=== Written instruction ===
Reproduce every line of the entries below word for word, but leave out the pictures.

######

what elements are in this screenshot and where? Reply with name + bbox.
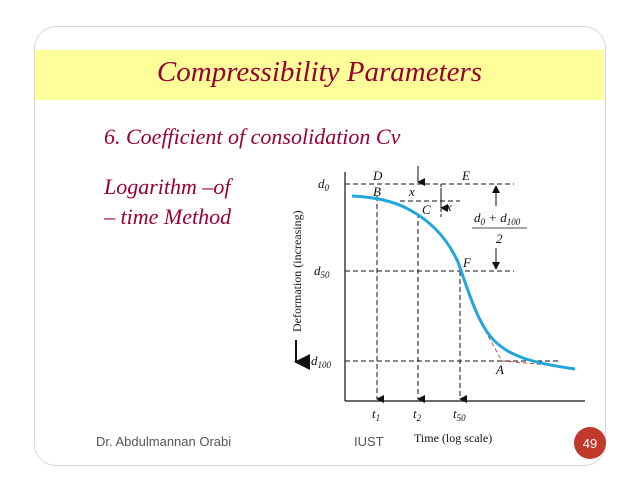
footer-author: Dr. Abdulmannan Orabi [96,434,232,449]
point-e-label: E [461,168,470,183]
consolidation-curve [351,194,576,371]
x-mark-2: x [445,199,452,214]
point-c-label: C [422,202,431,217]
x-axis-label: Time (log scale) [414,431,492,445]
tail-tangent [501,360,561,367]
point-d-label: D [372,168,383,183]
method-line-1: Logarithm –of [104,174,231,199]
d50-label: d50 [314,263,330,280]
method-label: Logarithm –of – time Method [104,172,231,232]
method-line-2: – time Method [104,204,232,229]
slide-title: Compressibility Parameters [156,56,483,88]
d0-label: d0 [318,176,330,193]
point-f-label: F [462,255,472,270]
t50-label: t50 [453,406,466,423]
page-number-badge: 49 [574,427,606,459]
point-a-label: A [495,362,504,377]
t1-label: t1 [372,406,380,423]
y-axis-label: Deformation (increasing) [290,210,304,332]
d100-label: d100 [311,353,332,370]
title-band [35,50,604,100]
formula-denominator: 2 [496,231,503,246]
footer-institution: IUST [354,434,384,449]
t2-label: t2 [413,406,422,423]
point-b-label: B [373,184,381,199]
formula-numerator: d0 + d100 [474,210,521,227]
x-mark-1: x [408,184,415,199]
slide-subtitle: 6. Coefficient of consolidation Cv [104,124,401,149]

######

=== Completed exercise ===
what elements are in this screenshot and where? Reply with name + bbox.
footer-author: Dr. Abdulmannan Orabi [96,434,232,449]
point-e-label: E [461,168,470,183]
consolidation-curve [351,194,576,371]
x-mark-2: x [445,199,452,214]
point-c-label: C [422,202,431,217]
x-axis-label: Time (log scale) [414,431,492,445]
tail-tangent [501,360,561,367]
point-d-label: D [372,168,383,183]
method-line-1: Logarithm –of [104,174,231,199]
d50-label: d50 [314,263,330,280]
method-label: Logarithm –of – time Method [104,172,231,232]
method-line-2: – time Method [104,204,232,229]
slide-title: Compressibility Parameters [156,56,483,88]
d0-label: d0 [318,176,330,193]
point-f-label: F [462,255,472,270]
t50-label: t50 [453,406,466,423]
page-number-badge: 49 [574,427,606,459]
point-a-label: A [495,362,504,377]
t1-label: t1 [372,406,380,423]
y-axis-label: Deformation (increasing) [290,210,304,332]
d100-label: d100 [311,353,332,370]
title-band [35,50,604,100]
formula-denominator: 2 [496,231,503,246]
footer-institution: IUST [354,434,384,449]
t2-label: t2 [413,406,422,423]
point-b-label: B [373,184,381,199]
formula-numerator: d0 + d100 [474,210,521,227]
x-mark-1: x [408,184,415,199]
slide-subtitle: 6. Coefficient of consolidation Cv [104,124,401,149]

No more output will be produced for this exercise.